» Task objective: Reproduce each line that includes the word "تاریخ".

(Dataset items)

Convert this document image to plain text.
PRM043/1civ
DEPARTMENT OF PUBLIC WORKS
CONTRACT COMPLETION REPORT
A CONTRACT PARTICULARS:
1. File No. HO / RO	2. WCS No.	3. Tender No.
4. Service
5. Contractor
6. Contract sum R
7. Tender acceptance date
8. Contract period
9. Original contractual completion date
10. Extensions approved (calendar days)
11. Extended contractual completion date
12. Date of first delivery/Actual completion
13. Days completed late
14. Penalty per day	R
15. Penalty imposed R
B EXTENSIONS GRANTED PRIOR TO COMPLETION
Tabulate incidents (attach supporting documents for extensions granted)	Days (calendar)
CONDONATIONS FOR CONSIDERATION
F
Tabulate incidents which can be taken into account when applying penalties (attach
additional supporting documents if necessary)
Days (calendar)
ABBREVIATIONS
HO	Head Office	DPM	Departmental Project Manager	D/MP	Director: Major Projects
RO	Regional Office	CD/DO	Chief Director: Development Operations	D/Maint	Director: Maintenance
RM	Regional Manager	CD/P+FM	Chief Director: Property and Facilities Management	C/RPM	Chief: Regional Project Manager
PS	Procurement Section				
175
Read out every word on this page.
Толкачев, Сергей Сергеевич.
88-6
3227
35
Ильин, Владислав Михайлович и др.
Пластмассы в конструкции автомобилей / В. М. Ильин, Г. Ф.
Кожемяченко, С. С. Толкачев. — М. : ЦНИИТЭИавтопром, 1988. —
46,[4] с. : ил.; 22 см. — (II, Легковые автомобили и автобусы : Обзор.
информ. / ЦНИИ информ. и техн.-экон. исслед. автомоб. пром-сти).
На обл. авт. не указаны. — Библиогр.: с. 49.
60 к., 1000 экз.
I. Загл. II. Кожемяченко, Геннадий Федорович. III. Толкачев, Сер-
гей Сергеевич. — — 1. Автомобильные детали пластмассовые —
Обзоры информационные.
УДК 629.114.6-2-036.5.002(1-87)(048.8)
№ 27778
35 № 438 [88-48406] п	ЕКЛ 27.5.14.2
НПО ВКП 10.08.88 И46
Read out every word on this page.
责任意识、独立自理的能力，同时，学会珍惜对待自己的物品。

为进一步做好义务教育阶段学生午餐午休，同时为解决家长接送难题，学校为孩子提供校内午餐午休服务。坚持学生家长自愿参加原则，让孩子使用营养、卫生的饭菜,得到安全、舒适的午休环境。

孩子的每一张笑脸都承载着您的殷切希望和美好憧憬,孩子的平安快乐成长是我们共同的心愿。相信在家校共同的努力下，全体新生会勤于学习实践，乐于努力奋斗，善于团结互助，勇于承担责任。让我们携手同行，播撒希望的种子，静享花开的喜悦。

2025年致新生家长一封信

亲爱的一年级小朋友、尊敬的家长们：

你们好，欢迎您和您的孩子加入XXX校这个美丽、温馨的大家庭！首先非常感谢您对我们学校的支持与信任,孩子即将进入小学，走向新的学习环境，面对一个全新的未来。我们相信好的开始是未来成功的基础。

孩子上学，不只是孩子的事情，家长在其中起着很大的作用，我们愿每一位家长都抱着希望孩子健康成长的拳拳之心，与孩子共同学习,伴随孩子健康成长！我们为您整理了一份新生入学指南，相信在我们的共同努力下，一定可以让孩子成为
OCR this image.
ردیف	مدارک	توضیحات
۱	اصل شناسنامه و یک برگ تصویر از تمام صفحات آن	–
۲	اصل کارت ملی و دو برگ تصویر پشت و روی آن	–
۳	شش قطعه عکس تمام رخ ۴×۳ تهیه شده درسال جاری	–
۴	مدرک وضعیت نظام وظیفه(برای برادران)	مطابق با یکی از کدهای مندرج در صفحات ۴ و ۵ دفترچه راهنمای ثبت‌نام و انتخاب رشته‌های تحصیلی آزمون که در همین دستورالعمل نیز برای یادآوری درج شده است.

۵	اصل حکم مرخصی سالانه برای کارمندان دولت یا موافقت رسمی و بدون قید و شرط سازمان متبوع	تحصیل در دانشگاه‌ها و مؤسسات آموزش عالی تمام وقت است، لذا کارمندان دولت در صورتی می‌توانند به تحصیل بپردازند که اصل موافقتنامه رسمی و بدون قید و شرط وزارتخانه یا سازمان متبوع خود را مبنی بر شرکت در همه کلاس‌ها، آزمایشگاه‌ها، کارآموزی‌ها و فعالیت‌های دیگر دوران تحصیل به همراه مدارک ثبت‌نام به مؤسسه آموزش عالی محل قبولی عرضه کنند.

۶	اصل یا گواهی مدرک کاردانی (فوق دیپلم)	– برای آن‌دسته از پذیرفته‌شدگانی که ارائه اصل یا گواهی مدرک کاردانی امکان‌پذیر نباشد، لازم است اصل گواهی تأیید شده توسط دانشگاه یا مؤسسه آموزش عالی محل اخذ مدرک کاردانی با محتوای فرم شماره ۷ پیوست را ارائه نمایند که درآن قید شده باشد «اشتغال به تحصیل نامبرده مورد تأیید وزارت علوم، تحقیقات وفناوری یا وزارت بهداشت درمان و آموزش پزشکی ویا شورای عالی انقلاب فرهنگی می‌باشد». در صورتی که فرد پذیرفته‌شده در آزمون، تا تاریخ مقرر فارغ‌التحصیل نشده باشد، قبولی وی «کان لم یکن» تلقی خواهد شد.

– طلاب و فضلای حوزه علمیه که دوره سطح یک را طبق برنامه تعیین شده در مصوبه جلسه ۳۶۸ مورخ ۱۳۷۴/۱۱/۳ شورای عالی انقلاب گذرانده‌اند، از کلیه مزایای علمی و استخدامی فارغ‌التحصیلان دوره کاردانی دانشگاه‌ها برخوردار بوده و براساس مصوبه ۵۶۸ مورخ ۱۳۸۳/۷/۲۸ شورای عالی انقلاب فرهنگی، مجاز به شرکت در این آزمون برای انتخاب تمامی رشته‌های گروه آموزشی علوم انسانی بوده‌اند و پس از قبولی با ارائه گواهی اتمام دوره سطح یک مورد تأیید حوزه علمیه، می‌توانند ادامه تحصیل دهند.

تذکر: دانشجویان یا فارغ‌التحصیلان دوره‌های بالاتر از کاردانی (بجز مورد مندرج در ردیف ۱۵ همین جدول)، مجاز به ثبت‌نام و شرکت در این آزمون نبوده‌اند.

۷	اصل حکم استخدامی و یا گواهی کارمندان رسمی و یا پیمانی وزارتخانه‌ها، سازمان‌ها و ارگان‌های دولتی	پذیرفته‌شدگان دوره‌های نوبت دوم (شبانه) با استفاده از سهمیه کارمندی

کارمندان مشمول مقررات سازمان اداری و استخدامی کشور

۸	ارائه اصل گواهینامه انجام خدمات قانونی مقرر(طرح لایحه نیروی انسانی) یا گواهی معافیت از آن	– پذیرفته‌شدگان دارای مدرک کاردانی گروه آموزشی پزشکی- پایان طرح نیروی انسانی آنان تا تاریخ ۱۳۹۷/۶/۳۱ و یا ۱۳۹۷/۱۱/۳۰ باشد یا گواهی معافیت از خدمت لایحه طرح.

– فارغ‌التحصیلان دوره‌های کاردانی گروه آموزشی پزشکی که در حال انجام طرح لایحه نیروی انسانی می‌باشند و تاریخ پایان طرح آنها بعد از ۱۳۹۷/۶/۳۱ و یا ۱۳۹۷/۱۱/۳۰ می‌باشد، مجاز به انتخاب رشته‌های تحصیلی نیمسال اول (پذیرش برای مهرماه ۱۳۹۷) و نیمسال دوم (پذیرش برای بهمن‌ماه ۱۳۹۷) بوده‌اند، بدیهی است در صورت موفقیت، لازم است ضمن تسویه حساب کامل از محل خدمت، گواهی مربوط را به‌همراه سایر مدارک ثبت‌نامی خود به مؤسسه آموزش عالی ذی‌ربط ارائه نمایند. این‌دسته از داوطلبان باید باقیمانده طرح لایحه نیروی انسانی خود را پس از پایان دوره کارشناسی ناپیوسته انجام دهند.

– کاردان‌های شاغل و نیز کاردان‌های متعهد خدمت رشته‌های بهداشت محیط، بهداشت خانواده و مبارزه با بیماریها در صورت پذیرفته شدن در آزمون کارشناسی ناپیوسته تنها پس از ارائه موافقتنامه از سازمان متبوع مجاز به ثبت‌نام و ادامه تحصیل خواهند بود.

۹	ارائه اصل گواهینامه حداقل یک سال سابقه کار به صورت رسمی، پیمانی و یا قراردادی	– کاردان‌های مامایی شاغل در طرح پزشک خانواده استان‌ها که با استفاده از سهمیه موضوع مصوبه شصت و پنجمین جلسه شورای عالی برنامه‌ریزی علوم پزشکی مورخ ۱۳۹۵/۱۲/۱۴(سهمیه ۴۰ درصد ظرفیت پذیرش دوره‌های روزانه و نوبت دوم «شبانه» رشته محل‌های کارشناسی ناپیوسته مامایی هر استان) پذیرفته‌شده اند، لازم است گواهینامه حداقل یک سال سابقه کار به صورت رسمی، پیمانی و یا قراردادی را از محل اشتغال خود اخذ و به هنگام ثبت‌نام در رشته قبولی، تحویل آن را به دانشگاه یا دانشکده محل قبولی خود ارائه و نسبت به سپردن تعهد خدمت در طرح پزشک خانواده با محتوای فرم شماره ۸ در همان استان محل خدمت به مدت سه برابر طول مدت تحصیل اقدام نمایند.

» Correct answer:
۶	اصل یا گواهی مدرک کاردانی (فوق دیپلم)	– برای آن‌دسته از پذیرفته‌شدگانی که ارائه اصل یا گواهی مدرک کاردانی امکان‌پذیر نباشد، لازم است اصل گواهی تأیید شده توسط دانشگاه یا مؤسسه آموزش عالی محل اخذ مدرک کاردانی با محتوای فرم شماره ۷ پیوست را ارائه نمایند که درآن قید شده باشد «اشتغال به تحصیل نامبرده مورد تأیید وزارت علوم، تحقیقات وفناوری یا وزارت بهداشت درمان و آموزش پزشکی ویا شورای عالی انقلاب فرهنگی می‌باشد». در صورتی که فرد پذیرفته‌شده در آزمون، تا تاریخ مقرر فارغ‌التحصیل نشده باشد، قبولی وی «کان لم یکن» تلقی خواهد شد.
۸	ارائه اصل گواهینامه انجام خدمات قانونی مقرر(طرح لایحه نیروی انسانی) یا گواهی معافیت از آن	– پذیرفته‌شدگان دارای مدرک کاردانی گروه آموزشی پزشکی- پایان طرح نیروی انسانی آنان تا تاریخ ۱۳۹۷/۶/۳۱ و یا ۱۳۹۷/۱۱/۳۰ باشد یا گواهی معافیت از خدمت لایحه طرح.
– فارغ‌التحصیلان دوره‌های کاردانی گروه آموزشی پزشکی که در حال انجام طرح لایحه نیروی انسانی می‌باشند و تاریخ پایان طرح آنها بعد از ۱۳۹۷/۶/۳۱ و یا ۱۳۹۷/۱۱/۳۰ می‌باشد، مجاز به انتخاب رشته‌های تحصیلی نیمسال اول (پذیرش برای مهرماه ۱۳۹۷) و نیمسال دوم (پذیرش برای بهمن‌ماه ۱۳۹۷) بوده‌اند، بدیهی است در صورت موفقیت، لازم است ضمن تسویه حساب کامل از محل خدمت، گواهی مربوط را به‌همراه سایر مدارک ثبت‌نامی خود به مؤسسه آموزش عالی ذی‌ربط ارائه نمایند. این‌دسته از داوطلبان باید باقیمانده طرح لایحه نیروی انسانی خود را پس از پایان دوره کارشناسی ناپیوسته انجام دهند.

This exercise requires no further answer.